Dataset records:
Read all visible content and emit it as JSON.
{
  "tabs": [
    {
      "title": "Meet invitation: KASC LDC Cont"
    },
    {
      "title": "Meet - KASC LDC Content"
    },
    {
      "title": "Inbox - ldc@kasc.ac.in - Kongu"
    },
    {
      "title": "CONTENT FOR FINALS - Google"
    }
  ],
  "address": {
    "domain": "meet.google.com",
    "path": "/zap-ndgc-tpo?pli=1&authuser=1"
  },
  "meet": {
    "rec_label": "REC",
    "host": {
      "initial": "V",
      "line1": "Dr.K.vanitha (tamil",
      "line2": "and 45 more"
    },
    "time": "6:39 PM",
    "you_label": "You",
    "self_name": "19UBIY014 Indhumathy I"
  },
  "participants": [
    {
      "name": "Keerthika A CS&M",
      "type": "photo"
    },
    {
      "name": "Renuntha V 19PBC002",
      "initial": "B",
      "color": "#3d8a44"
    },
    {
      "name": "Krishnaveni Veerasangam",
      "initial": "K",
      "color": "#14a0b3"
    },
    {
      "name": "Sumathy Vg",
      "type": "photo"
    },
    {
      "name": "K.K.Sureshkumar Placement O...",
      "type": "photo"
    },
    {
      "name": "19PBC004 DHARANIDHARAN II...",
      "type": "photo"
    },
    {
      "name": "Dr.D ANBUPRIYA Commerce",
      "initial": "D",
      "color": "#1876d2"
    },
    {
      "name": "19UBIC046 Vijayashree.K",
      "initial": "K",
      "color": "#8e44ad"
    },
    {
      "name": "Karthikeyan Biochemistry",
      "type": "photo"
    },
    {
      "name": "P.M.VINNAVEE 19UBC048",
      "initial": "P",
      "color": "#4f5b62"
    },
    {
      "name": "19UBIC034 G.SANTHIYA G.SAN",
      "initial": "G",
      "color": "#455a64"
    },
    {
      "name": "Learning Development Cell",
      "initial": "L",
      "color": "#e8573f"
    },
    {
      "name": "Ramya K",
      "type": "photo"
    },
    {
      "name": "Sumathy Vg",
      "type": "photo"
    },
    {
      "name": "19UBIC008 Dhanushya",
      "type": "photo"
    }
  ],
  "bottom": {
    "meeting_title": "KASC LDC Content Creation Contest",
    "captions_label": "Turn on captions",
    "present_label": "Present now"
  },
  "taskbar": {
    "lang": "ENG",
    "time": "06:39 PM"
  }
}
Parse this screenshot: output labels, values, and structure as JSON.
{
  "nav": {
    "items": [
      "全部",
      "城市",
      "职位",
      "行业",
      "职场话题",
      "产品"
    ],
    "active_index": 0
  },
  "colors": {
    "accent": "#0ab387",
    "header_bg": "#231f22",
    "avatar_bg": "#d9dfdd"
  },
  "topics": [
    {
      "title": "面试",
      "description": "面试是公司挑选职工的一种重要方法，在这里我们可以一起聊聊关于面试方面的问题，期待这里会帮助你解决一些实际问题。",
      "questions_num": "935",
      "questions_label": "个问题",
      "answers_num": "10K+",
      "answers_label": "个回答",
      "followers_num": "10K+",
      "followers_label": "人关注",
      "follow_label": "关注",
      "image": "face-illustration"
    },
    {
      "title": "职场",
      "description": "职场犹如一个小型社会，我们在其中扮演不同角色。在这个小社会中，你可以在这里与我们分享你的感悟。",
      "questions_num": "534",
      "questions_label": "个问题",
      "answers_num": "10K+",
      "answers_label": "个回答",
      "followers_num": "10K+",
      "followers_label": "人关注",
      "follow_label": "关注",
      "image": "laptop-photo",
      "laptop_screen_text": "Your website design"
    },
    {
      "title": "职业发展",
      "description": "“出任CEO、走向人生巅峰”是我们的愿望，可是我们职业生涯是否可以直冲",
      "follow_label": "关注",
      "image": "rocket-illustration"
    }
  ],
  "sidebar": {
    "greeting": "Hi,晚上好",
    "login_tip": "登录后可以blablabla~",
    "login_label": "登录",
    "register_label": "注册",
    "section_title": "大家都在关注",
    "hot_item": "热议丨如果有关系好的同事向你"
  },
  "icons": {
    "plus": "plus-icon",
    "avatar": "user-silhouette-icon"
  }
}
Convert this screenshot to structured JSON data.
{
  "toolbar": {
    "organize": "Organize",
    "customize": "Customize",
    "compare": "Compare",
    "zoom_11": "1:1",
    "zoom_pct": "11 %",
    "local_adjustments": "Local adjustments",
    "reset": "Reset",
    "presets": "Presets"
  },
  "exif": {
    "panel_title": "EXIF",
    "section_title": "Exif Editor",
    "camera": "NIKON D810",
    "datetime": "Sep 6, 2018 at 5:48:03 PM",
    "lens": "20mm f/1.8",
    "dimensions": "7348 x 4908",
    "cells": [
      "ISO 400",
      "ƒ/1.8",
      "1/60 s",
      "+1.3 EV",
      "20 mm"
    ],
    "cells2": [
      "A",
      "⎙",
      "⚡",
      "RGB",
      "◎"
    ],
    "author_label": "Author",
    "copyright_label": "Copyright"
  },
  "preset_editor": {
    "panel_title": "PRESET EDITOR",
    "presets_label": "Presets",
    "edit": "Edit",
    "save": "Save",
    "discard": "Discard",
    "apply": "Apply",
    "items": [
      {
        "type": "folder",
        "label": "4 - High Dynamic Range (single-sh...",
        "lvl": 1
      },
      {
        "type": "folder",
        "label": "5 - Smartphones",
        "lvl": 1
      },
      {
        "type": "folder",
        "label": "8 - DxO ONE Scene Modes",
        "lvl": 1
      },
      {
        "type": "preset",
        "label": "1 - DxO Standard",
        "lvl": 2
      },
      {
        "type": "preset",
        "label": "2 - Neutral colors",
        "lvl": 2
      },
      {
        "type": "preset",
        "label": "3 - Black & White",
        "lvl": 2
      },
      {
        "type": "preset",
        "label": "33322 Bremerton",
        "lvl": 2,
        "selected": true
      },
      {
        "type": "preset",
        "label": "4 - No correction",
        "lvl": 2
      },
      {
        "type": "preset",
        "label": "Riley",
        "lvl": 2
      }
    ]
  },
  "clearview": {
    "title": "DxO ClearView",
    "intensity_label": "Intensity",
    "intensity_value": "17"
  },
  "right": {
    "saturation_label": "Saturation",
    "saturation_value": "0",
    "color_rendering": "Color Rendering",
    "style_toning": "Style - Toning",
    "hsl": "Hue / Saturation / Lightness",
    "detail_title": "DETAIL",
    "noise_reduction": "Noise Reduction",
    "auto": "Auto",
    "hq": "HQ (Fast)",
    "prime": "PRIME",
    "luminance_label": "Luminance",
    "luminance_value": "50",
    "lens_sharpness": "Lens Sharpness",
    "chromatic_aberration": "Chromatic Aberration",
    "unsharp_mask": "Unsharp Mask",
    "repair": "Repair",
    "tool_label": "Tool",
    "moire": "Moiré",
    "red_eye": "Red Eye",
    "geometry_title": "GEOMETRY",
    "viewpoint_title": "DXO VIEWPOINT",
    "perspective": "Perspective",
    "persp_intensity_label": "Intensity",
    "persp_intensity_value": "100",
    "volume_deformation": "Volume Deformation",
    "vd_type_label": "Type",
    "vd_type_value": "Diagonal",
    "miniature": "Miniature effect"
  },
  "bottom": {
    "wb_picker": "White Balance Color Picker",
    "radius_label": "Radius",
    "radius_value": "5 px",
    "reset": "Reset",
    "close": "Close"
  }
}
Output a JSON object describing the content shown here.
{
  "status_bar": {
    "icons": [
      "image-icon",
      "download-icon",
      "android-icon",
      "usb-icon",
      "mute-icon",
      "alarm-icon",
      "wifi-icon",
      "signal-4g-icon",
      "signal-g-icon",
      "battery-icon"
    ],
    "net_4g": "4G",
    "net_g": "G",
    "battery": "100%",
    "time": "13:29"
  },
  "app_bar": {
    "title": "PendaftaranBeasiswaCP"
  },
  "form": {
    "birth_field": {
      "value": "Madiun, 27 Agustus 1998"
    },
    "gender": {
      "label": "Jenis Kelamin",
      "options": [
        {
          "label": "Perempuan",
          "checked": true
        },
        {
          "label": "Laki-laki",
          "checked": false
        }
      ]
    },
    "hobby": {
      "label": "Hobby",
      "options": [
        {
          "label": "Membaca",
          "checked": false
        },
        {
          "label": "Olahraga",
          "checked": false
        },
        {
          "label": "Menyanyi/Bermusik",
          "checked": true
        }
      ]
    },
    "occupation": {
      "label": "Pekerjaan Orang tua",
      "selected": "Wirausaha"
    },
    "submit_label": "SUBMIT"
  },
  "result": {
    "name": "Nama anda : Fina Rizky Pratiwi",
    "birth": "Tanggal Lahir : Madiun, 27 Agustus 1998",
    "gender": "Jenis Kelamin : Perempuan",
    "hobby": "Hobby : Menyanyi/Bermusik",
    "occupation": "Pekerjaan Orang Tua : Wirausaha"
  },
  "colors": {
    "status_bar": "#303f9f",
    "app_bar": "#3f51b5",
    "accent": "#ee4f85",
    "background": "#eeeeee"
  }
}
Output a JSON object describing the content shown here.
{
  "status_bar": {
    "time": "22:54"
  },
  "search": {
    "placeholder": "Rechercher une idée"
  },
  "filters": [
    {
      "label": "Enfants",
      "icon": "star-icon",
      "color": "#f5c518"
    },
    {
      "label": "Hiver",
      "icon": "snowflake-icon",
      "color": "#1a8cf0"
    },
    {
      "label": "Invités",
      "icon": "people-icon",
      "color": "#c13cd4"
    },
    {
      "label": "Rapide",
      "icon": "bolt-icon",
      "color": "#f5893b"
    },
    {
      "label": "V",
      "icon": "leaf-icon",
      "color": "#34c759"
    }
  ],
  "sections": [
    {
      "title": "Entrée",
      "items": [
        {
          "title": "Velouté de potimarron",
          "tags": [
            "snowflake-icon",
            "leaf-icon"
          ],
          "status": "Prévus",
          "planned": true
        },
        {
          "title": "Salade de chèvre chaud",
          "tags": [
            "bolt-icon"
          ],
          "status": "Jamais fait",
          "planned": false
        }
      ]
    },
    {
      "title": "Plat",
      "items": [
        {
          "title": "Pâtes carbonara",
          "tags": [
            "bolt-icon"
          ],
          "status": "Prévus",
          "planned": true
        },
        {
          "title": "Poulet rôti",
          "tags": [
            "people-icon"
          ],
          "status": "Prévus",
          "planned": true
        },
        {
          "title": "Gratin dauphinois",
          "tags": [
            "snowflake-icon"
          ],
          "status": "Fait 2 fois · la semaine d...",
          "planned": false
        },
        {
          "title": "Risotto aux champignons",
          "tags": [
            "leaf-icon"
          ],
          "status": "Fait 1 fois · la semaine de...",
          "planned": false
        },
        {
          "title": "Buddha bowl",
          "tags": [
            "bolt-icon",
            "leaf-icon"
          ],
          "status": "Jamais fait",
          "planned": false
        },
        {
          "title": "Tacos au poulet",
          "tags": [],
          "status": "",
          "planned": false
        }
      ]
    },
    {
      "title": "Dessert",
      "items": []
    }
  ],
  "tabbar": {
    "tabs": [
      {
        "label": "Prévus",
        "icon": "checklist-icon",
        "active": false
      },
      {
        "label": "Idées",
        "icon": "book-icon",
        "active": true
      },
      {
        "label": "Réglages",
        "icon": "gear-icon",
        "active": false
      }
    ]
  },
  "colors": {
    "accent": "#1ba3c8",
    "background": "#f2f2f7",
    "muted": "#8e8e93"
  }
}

Exercise directions:
In the entries above, identify every line with the string "snowflake".

Task result:
      "icon": "snowflake-icon",
            "snowflake-icon",
            "snowflake-icon"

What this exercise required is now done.